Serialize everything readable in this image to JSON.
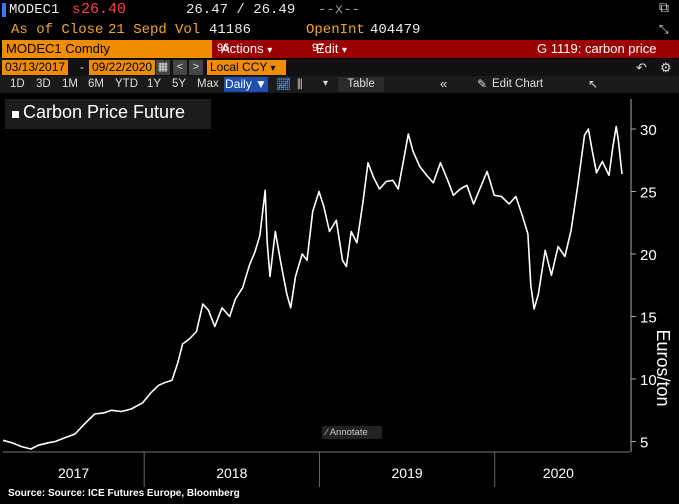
{
  "header": {
    "ticker": "MODEC1",
    "last_prefix": "s",
    "last_price": "26.40",
    "bid_ask": "26.47 / 26.49",
    "separator": "--x--",
    "as_of_label": "As of Close",
    "as_of_date": "21 Sepd",
    "vol_label": "Vol",
    "vol_value": "41186",
    "openint_label": "OpenInt",
    "openint_value": "404479"
  },
  "security_bar": {
    "security": "MODEC1 Comdty",
    "actions_num": "96",
    "actions_label": "Actions",
    "edit_num": "97",
    "edit_label": "Edit",
    "function_label": "G 1119: carbon price",
    "actions_caret": "▾",
    "edit_caret": "▾"
  },
  "date_bar": {
    "start_date": "03/13/2017",
    "dash": "-",
    "end_date": "09/22/2020",
    "prev": "<",
    "next": ">",
    "ccy": "Local CCY",
    "ccy_caret": "▾"
  },
  "toolbar": {
    "ranges": [
      "1D",
      "3D",
      "1M",
      "6M",
      "YTD",
      "1Y",
      "5Y",
      "Max"
    ],
    "frequency": "Daily ▼",
    "table_label": "Table",
    "edit_chart_label": "Edit Chart",
    "collapse": "«",
    "caret": "▾"
  },
  "legend": {
    "label": "Carbon Price Future"
  },
  "annotate_label": "Annotate",
  "source": "Source: Source: ICE Futures Europe, Bloomberg",
  "colors": {
    "orange": "#f08c00",
    "dark_red": "#9a0000",
    "amber": "#f5a623",
    "accent_blue": "#1e4fae"
  },
  "chart_data": {
    "type": "line",
    "title": "",
    "xlabel": "",
    "ylabel": "Euros/ton",
    "ylim": [
      4,
      32
    ],
    "yticks": [
      5,
      10,
      15,
      20,
      25,
      30
    ],
    "xlim": [
      "2017-03-13",
      "2020-09-22"
    ],
    "x_tick_labels": [
      "2017",
      "2018",
      "2019",
      "2020"
    ],
    "year_boundaries": [
      "2018-01-01",
      "2019-01-01",
      "2020-01-01"
    ],
    "grid": false,
    "legend": "top-left",
    "series": [
      {
        "name": "Carbon Price Future",
        "color": "#ffffff",
        "points": [
          [
            "2017-03-13",
            5.1
          ],
          [
            "2017-04-01",
            4.9
          ],
          [
            "2017-04-20",
            4.6
          ],
          [
            "2017-05-10",
            4.4
          ],
          [
            "2017-05-25",
            4.7
          ],
          [
            "2017-06-15",
            4.9
          ],
          [
            "2017-06-30",
            5.0
          ],
          [
            "2017-07-20",
            5.3
          ],
          [
            "2017-08-10",
            5.6
          ],
          [
            "2017-09-01",
            6.5
          ],
          [
            "2017-09-20",
            7.2
          ],
          [
            "2017-10-10",
            7.3
          ],
          [
            "2017-10-25",
            7.5
          ],
          [
            "2017-11-15",
            7.4
          ],
          [
            "2017-12-05",
            7.6
          ],
          [
            "2017-12-29",
            8.1
          ],
          [
            "2018-01-15",
            8.9
          ],
          [
            "2018-01-31",
            9.5
          ],
          [
            "2018-02-12",
            9.7
          ],
          [
            "2018-02-28",
            9.9
          ],
          [
            "2018-03-12",
            11.3
          ],
          [
            "2018-03-22",
            12.8
          ],
          [
            "2018-04-05",
            13.2
          ],
          [
            "2018-04-20",
            13.8
          ],
          [
            "2018-05-03",
            16.0
          ],
          [
            "2018-05-15",
            15.5
          ],
          [
            "2018-05-28",
            14.2
          ],
          [
            "2018-06-12",
            15.7
          ],
          [
            "2018-06-28",
            15.0
          ],
          [
            "2018-07-10",
            16.4
          ],
          [
            "2018-07-25",
            17.3
          ],
          [
            "2018-08-08",
            19.1
          ],
          [
            "2018-08-20",
            20.2
          ],
          [
            "2018-08-30",
            21.5
          ],
          [
            "2018-09-10",
            25.1
          ],
          [
            "2018-09-14",
            21.0
          ],
          [
            "2018-09-20",
            18.2
          ],
          [
            "2018-10-01",
            21.8
          ],
          [
            "2018-10-12",
            19.4
          ],
          [
            "2018-10-25",
            16.8
          ],
          [
            "2018-11-02",
            15.7
          ],
          [
            "2018-11-12",
            18.2
          ],
          [
            "2018-11-26",
            20.0
          ],
          [
            "2018-12-06",
            19.5
          ],
          [
            "2018-12-18",
            23.4
          ],
          [
            "2018-12-31",
            25.0
          ],
          [
            "2019-01-10",
            23.8
          ],
          [
            "2019-01-22",
            21.8
          ],
          [
            "2019-02-05",
            22.7
          ],
          [
            "2019-02-18",
            19.5
          ],
          [
            "2019-02-26",
            19.0
          ],
          [
            "2019-03-08",
            21.8
          ],
          [
            "2019-03-20",
            20.9
          ],
          [
            "2019-04-01",
            24.0
          ],
          [
            "2019-04-12",
            27.3
          ],
          [
            "2019-04-24",
            26.1
          ],
          [
            "2019-05-06",
            25.2
          ],
          [
            "2019-05-20",
            25.8
          ],
          [
            "2019-06-03",
            25.9
          ],
          [
            "2019-06-14",
            25.2
          ],
          [
            "2019-06-26",
            27.7
          ],
          [
            "2019-07-05",
            29.6
          ],
          [
            "2019-07-15",
            28.2
          ],
          [
            "2019-07-29",
            27.0
          ],
          [
            "2019-08-12",
            26.3
          ],
          [
            "2019-08-26",
            25.7
          ],
          [
            "2019-09-10",
            27.3
          ],
          [
            "2019-09-24",
            26.0
          ],
          [
            "2019-10-07",
            24.7
          ],
          [
            "2019-10-21",
            25.2
          ],
          [
            "2019-11-04",
            25.5
          ],
          [
            "2019-11-18",
            24.0
          ],
          [
            "2019-12-02",
            25.3
          ],
          [
            "2019-12-16",
            26.6
          ],
          [
            "2019-12-31",
            24.7
          ],
          [
            "2020-01-15",
            24.6
          ],
          [
            "2020-01-31",
            24.0
          ],
          [
            "2020-02-14",
            24.6
          ],
          [
            "2020-02-28",
            23.0
          ],
          [
            "2020-03-10",
            21.6
          ],
          [
            "2020-03-16",
            17.5
          ],
          [
            "2020-03-23",
            15.6
          ],
          [
            "2020-04-01",
            16.8
          ],
          [
            "2020-04-15",
            20.3
          ],
          [
            "2020-04-28",
            18.3
          ],
          [
            "2020-05-12",
            20.6
          ],
          [
            "2020-05-26",
            19.8
          ],
          [
            "2020-06-08",
            21.9
          ],
          [
            "2020-06-22",
            25.5
          ],
          [
            "2020-07-06",
            29.5
          ],
          [
            "2020-07-14",
            30.0
          ],
          [
            "2020-07-21",
            28.5
          ],
          [
            "2020-07-31",
            26.5
          ],
          [
            "2020-08-12",
            27.4
          ],
          [
            "2020-08-26",
            26.3
          ],
          [
            "2020-09-03",
            28.6
          ],
          [
            "2020-09-10",
            30.2
          ],
          [
            "2020-09-14",
            29.2
          ],
          [
            "2020-09-22",
            26.4
          ]
        ]
      }
    ]
  }
}
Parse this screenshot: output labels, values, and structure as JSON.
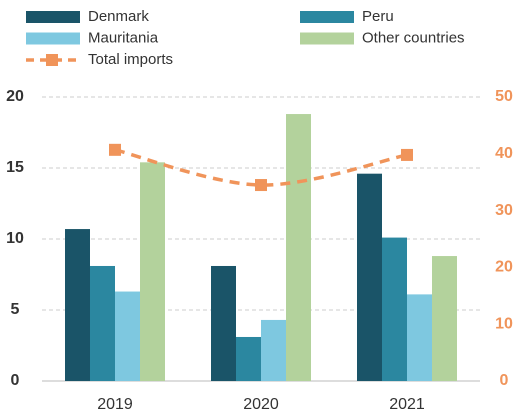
{
  "chart_data": {
    "type": "bar",
    "categories": [
      "2019",
      "2020",
      "2021"
    ],
    "series": [
      {
        "name": "Denmark",
        "color": "#1a5468",
        "values": [
          10.7,
          8.1,
          14.6
        ]
      },
      {
        "name": "Peru",
        "color": "#2b87a0",
        "values": [
          8.1,
          3.1,
          10.1
        ]
      },
      {
        "name": "Mauritania",
        "color": "#7ec8e0",
        "values": [
          6.3,
          4.3,
          6.1
        ]
      },
      {
        "name": "Other countries",
        "color": "#b3d29c",
        "values": [
          15.4,
          18.8,
          8.8
        ]
      },
      {
        "name": "Total imports",
        "color": "#f0945a",
        "type": "line",
        "axis": "y2",
        "values": [
          40.7,
          34.5,
          39.8
        ]
      }
    ],
    "ylim": [
      0,
      20
    ],
    "yticks": [
      0,
      5,
      10,
      15,
      20
    ],
    "y2lim": [
      0,
      50
    ],
    "y2ticks": [
      0,
      10,
      20,
      30,
      40,
      50
    ],
    "grid": true,
    "legend": "top"
  }
}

——

**Task details:** Copy out all lines that carry the word "JSON".

**Answer in full:**
Serialize everything readable in this image to JSON.
Parse this screenshot: output labels, values, and structure as JSON.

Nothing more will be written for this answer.